Objective: Retype all material exactly. Pictures stay out of the copy.
* begin Data entries *
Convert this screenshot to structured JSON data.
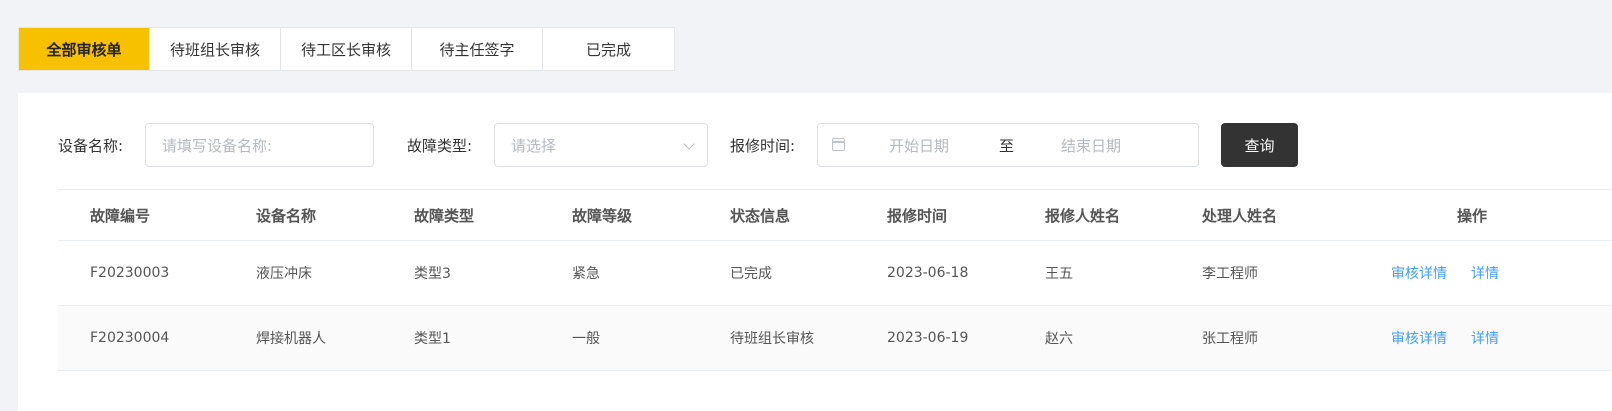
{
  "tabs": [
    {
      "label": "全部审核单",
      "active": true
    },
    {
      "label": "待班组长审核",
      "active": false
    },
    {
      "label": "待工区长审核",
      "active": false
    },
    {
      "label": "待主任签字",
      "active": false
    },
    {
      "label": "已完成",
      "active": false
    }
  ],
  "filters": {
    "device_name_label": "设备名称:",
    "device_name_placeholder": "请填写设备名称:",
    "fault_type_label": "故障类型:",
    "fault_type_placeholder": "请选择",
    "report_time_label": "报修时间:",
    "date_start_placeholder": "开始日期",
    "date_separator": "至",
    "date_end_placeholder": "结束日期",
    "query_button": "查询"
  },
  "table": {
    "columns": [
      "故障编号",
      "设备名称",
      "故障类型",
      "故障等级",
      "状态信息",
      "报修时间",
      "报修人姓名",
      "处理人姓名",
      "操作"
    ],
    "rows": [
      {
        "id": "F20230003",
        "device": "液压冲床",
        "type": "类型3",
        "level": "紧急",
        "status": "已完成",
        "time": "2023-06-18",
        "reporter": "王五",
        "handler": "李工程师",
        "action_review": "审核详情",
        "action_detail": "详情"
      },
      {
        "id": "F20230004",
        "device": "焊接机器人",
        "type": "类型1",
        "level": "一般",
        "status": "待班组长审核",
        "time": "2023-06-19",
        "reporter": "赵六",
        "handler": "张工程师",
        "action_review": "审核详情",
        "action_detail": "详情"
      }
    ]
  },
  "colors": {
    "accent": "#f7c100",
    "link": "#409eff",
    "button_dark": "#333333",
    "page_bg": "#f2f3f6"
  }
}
* end Data entries *
Problem solution:
Convert this screenshot to structured JSON data.
{
  "tabs": [
    {
      "label": "全部审核单",
      "active": true
    },
    {
      "label": "待班组长审核",
      "active": false
    },
    {
      "label": "待工区长审核",
      "active": false
    },
    {
      "label": "待主任签字",
      "active": false
    },
    {
      "label": "已完成",
      "active": false
    }
  ],
  "filters": {
    "device_name_label": "设备名称:",
    "device_name_placeholder": "请填写设备名称:",
    "fault_type_label": "故障类型:",
    "fault_type_placeholder": "请选择",
    "report_time_label": "报修时间:",
    "date_start_placeholder": "开始日期",
    "date_separator": "至",
    "date_end_placeholder": "结束日期",
    "query_button": "查询"
  },
  "table": {
    "columns": [
      "故障编号",
      "设备名称",
      "故障类型",
      "故障等级",
      "状态信息",
      "报修时间",
      "报修人姓名",
      "处理人姓名",
      "操作"
    ],
    "rows": [
      {
        "id": "F20230003",
        "device": "液压冲床",
        "type": "类型3",
        "level": "紧急",
        "status": "已完成",
        "time": "2023-06-18",
        "reporter": "王五",
        "handler": "李工程师",
        "action_review": "审核详情",
        "action_detail": "详情"
      },
      {
        "id": "F20230004",
        "device": "焊接机器人",
        "type": "类型1",
        "level": "一般",
        "status": "待班组长审核",
        "time": "2023-06-19",
        "reporter": "赵六",
        "handler": "张工程师",
        "action_review": "审核详情",
        "action_detail": "详情"
      }
    ]
  },
  "colors": {
    "accent": "#f7c100",
    "link": "#409eff",
    "button_dark": "#333333",
    "page_bg": "#f2f3f6"
  }
}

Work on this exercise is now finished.